MATERIAL PROVIDED:

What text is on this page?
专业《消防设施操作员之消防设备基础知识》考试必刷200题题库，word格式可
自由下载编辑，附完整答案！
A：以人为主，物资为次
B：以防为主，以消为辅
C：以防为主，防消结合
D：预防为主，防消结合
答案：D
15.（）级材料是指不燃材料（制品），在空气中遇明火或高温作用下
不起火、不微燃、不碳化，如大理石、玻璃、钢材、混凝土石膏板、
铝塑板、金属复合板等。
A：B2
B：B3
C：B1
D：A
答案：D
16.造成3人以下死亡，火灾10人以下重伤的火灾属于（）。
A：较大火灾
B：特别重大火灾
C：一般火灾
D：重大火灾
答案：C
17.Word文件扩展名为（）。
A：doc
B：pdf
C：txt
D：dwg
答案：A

YOUR OBJECTIVE:
Print all of the entries again, exactly as written.

FULL OUTPUT:
What text is on this page?
专业《消防设施操作员之消防设备基础知识》考试必刷200题题库，word格式可
自由下载编辑，附完整答案！
A：以人为主，物资为次
B：以防为主，以消为辅
C：以防为主，防消结合
D：预防为主，防消结合
答案：D
15.（）级材料是指不燃材料（制品），在空气中遇明火或高温作用下
不起火、不微燃、不碳化，如大理石、玻璃、钢材、混凝土石膏板、
铝塑板、金属复合板等。
A：B2
B：B3
C：B1
D：A
答案：D
16.造成3人以下死亡，火灾10人以下重伤的火灾属于（）。
A：较大火灾
B：特别重大火灾
C：一般火灾
D：重大火灾
答案：C
17.Word文件扩展名为（）。
A：doc
B：pdf
C：txt
D：dwg
答案：A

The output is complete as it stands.